▶ The request: Reproduce verbatim the part of the court opinion that opens with the words "Decided September 10, 1987." and closes with "District of Missouri.".

▶ Article:
-- begin --

Nos. 86-2007, 86-2249.
Submitted April 17, 1987.
Decided September 10, 1987.
Robert Herman, St. Louis, Mo., for appellants.
James J. Wilson, St. Louis, Mo., for appellees.
Appeal from the United States District Court for the Eastern District of Missouri.
These cross-appeals arise out of an action brought by Jesse Woodson Jamison against the City of St. Louis (City) and the director of the City's airport. Jamison claimed that his first amendment rights were violated when the airport director refused Jamison's request to protest silently in an unsecured area of the airport. The district court, 671 F. Supp. 641, held that the process by which the defendants determine who may protest at the airport is unconstitutional, in violation of the first and fourteenth amendments. The court nevertheless upheld the alleged right of the defendants to bar Jamison from protesting silently at the airport. The court awarded Jamison half of the attorney's fees he requested. We affirm the order declaring the defendants' practices unconstitutional and reverse the ruling that exclusion of the plaintiff was constitutional; we hold that plaintiff is the prevailing party and is entitled to full attorney's fees.

-- end --

▶ Data lines:
-- begin --

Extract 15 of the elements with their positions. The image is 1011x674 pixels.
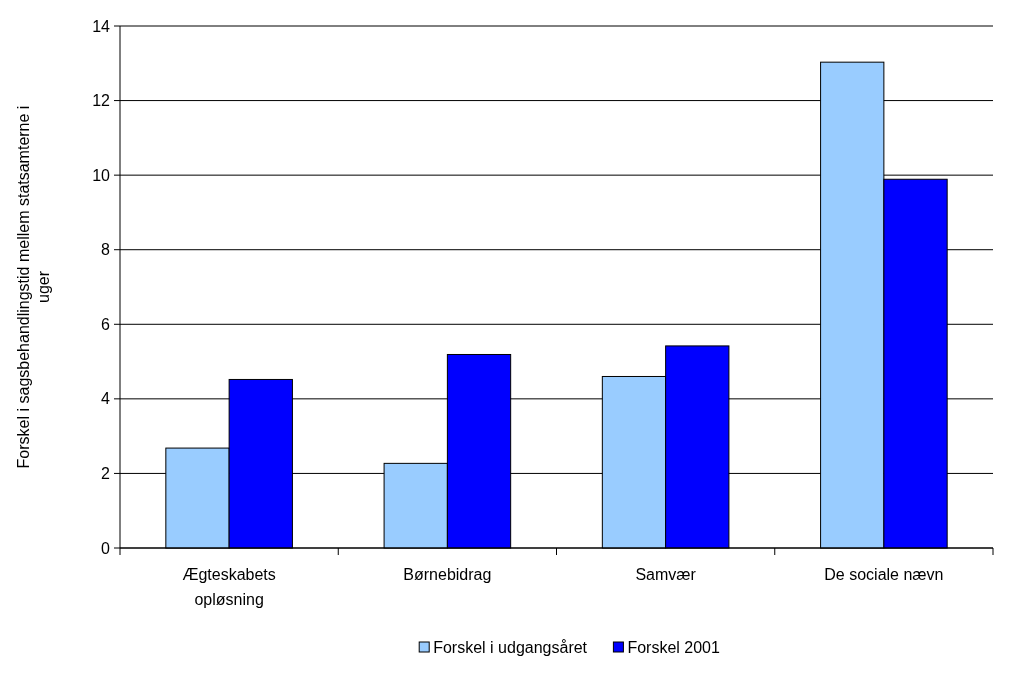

-- end --

▶ Exercise result:
Decided September 10, 1987.
Robert Herman, St. Louis, Mo., for appellants.
James J. Wilson, St. Louis, Mo., for appellees.
Appeal from the United States District Court for the Eastern District of Missouri.